(begin)

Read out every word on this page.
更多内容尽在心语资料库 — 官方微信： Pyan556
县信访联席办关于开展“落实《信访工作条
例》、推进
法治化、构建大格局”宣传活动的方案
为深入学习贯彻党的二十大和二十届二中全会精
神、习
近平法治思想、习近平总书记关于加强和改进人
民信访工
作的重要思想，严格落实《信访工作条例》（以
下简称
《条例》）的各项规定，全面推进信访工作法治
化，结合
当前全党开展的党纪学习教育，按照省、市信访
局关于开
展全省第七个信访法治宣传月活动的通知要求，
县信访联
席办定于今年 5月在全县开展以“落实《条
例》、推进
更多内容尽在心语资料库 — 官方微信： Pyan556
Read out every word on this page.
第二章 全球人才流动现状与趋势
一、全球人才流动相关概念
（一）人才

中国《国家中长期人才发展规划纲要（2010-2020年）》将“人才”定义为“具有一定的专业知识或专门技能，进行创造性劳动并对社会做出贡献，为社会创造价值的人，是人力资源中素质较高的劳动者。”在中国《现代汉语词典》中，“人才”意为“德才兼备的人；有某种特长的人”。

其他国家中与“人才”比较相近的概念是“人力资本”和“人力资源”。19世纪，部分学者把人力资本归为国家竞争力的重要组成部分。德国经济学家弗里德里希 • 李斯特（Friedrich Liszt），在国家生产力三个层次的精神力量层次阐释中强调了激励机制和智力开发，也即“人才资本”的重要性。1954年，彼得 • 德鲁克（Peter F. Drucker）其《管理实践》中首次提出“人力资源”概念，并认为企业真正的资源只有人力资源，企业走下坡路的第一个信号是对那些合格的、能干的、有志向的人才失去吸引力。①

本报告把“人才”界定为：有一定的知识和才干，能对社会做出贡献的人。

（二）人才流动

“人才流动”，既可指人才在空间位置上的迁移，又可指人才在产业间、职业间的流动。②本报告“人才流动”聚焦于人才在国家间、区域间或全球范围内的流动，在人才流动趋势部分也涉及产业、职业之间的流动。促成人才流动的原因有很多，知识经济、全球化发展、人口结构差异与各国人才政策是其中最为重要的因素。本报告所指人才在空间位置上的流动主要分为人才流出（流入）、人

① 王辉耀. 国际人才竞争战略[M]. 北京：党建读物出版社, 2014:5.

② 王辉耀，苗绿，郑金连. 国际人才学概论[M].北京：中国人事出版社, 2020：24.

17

(end)

#### What is needed
Repeat each record exactly. Omit nothing.

#### Problem solution
Read out every word on this page.
更多内容尽在心语资料库 — 官方微信： Pyan556
县信访联席办关于开展“落实《信访工作条
例》、推进
法治化、构建大格局”宣传活动的方案
为深入学习贯彻党的二十大和二十届二中全会精
神、习
近平法治思想、习近平总书记关于加强和改进人
民信访工
作的重要思想，严格落实《信访工作条例》（以
下简称
《条例》）的各项规定，全面推进信访工作法治
化，结合
当前全党开展的党纪学习教育，按照省、市信访
局关于开
展全省第七个信访法治宣传月活动的通知要求，
县信访联
席办定于今年 5月在全县开展以“落实《条
例》、推进
更多内容尽在心语资料库 — 官方微信： Pyan556
Read out every word on this page.
第二章 全球人才流动现状与趋势
一、全球人才流动相关概念
（一）人才

中国《国家中长期人才发展规划纲要（2010-2020年）》将“人才”定义为“具有一定的专业知识或专门技能，进行创造性劳动并对社会做出贡献，为社会创造价值的人，是人力资源中素质较高的劳动者。”在中国《现代汉语词典》中，“人才”意为“德才兼备的人；有某种特长的人”。

其他国家中与“人才”比较相近的概念是“人力资本”和“人力资源”。19世纪，部分学者把人力资本归为国家竞争力的重要组成部分。德国经济学家弗里德里希 • 李斯特（Friedrich Liszt），在国家生产力三个层次的精神力量层次阐释中强调了激励机制和智力开发，也即“人才资本”的重要性。1954年，彼得 • 德鲁克（Peter F. Drucker）其《管理实践》中首次提出“人力资源”概念，并认为企业真正的资源只有人力资源，企业走下坡路的第一个信号是对那些合格的、能干的、有志向的人才失去吸引力。①

本报告把“人才”界定为：有一定的知识和才干，能对社会做出贡献的人。

（二）人才流动

“人才流动”，既可指人才在空间位置上的迁移，又可指人才在产业间、职业间的流动。②本报告“人才流动”聚焦于人才在国家间、区域间或全球范围内的流动，在人才流动趋势部分也涉及产业、职业之间的流动。促成人才流动的原因有很多，知识经济、全球化发展、人口结构差异与各国人才政策是其中最为重要的因素。本报告所指人才在空间位置上的流动主要分为人才流出（流入）、人

① 王辉耀. 国际人才竞争战略[M]. 北京：党建读物出版社, 2014:5.

② 王辉耀，苗绿，郑金连. 国际人才学概论[M].北京：中国人事出版社, 2020：24.

17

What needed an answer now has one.